→ **Task to carry out**
Collect all lines from the records below that include the word "цементита".
--- Records shown ---
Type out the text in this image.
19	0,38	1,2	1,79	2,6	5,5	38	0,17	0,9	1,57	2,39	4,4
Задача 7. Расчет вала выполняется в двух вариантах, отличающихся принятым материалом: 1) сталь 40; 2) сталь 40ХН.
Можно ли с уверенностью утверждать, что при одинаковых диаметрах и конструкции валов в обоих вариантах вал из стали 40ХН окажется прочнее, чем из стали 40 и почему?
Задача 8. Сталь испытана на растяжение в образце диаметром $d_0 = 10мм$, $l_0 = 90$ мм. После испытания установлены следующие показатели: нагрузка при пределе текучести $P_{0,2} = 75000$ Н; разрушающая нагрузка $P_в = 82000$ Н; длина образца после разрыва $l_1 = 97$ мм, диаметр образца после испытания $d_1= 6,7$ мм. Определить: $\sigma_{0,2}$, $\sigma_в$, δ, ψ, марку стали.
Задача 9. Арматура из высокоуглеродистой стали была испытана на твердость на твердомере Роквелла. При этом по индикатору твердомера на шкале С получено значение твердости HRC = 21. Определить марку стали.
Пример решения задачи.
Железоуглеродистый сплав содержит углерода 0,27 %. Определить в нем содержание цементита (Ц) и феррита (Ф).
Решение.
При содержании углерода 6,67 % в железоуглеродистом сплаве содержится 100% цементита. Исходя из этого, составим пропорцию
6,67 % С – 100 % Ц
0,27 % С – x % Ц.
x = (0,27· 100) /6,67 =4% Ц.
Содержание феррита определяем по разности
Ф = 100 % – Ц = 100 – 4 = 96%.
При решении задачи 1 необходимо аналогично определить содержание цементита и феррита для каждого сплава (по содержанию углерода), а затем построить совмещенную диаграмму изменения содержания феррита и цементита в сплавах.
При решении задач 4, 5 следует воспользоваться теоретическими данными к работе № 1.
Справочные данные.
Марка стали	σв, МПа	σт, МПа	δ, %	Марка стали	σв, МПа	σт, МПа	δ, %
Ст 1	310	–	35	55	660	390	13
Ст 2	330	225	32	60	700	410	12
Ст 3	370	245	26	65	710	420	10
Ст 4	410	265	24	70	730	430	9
---
→ **Answer below**
Железоуглеродистый сплав содержит углерода 0,27 %. Определить в нем содержание цементита (Ц) и феррита (Ф).
При содержании углерода 6,67 % в железоуглеродистом сплаве содержится 100% цементита. Исходя из этого, составим пропорцию
При решении задачи 1 необходимо аналогично определить содержание цементита и феррита для каждого сплава (по содержанию углерода), а затем построить совмещенную диаграмму изменения содержания феррита и цементита в сплавах.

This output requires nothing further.